THE PROBLEM: Identify all lines below that hold "rakiem" and collect them.

MATERIAL PROVIDED:
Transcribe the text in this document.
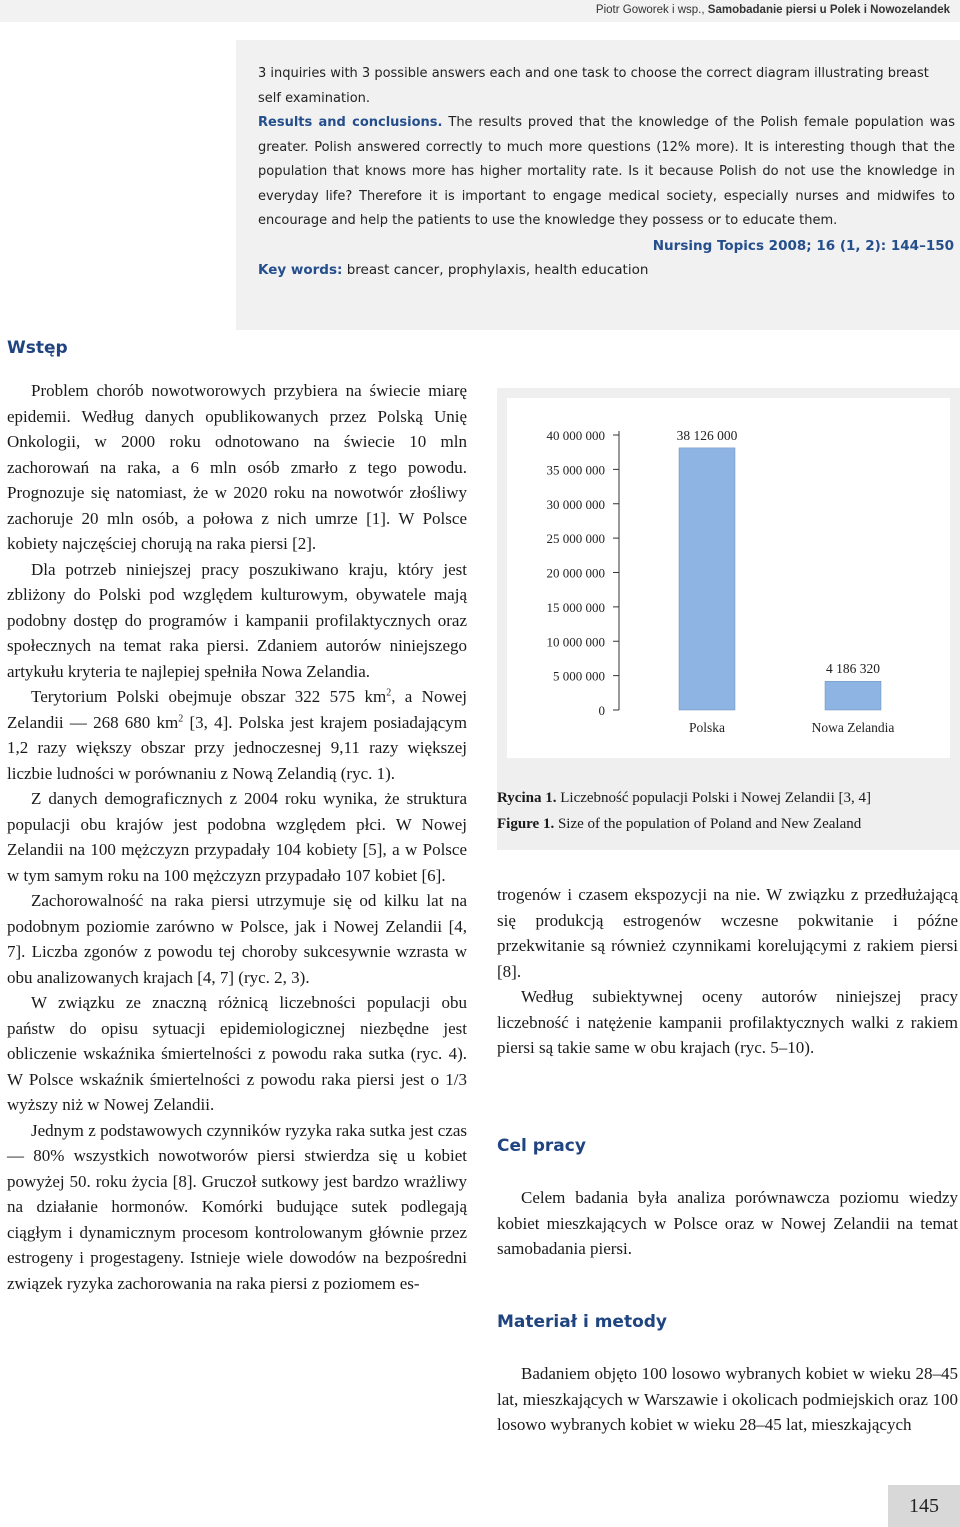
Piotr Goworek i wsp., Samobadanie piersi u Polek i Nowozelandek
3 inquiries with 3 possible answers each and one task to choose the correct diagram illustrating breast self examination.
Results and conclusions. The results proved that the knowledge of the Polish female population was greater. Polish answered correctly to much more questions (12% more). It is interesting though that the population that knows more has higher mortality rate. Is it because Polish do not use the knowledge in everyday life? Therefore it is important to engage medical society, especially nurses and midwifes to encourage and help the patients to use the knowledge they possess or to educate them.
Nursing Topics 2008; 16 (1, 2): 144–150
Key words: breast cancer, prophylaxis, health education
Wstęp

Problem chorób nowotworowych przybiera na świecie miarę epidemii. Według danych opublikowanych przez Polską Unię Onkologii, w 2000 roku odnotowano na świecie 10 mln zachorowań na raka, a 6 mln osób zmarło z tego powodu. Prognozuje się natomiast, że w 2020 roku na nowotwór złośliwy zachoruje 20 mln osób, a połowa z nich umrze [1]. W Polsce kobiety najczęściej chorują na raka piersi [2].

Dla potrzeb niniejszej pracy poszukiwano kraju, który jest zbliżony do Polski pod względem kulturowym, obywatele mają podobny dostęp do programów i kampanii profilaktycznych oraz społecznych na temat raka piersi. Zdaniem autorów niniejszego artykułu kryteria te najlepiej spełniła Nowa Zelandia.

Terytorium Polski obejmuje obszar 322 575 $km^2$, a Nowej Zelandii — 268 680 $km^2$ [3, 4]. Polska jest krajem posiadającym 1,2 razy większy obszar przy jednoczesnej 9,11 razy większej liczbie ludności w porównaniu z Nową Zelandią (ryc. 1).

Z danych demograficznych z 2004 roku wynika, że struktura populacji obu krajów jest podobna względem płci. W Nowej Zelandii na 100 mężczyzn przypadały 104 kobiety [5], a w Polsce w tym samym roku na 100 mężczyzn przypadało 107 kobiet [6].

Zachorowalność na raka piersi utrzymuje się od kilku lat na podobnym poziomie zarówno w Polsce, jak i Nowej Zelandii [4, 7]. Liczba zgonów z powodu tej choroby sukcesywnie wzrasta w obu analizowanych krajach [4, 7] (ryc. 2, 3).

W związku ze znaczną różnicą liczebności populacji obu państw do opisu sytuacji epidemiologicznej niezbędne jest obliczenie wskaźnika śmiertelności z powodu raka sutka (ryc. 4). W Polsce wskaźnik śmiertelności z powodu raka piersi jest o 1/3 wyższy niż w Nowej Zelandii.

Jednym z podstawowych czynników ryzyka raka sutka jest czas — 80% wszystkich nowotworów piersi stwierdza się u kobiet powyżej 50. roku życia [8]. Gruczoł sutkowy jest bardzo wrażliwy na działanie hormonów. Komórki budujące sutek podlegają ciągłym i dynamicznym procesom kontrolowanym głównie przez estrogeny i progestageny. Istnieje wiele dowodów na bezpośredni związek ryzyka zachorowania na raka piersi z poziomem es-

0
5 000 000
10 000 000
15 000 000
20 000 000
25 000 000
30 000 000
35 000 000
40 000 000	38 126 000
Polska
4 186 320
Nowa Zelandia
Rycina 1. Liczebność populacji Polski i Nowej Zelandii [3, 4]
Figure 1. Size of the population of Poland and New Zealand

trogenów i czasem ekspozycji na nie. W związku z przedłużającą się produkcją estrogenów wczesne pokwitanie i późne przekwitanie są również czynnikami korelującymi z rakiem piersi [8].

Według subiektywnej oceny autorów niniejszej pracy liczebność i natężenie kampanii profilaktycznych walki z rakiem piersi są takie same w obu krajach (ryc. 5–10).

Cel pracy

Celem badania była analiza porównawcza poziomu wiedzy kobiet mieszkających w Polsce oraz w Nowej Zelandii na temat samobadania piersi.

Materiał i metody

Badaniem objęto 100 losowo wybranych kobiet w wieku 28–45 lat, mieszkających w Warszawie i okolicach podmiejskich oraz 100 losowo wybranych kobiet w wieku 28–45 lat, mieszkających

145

TASK SOLUTION:
trogenów i czasem ekspozycji na nie. W związku z przedłużającą się produkcją estrogenów wczesne pokwitanie i późne przekwitanie są również czynnikami korelującymi z rakiem piersi [8].
Według subiektywnej oceny autorów niniejszej pracy liczebność i natężenie kampanii profilaktycznych walki z rakiem piersi są takie same w obu krajach (ryc. 5–10).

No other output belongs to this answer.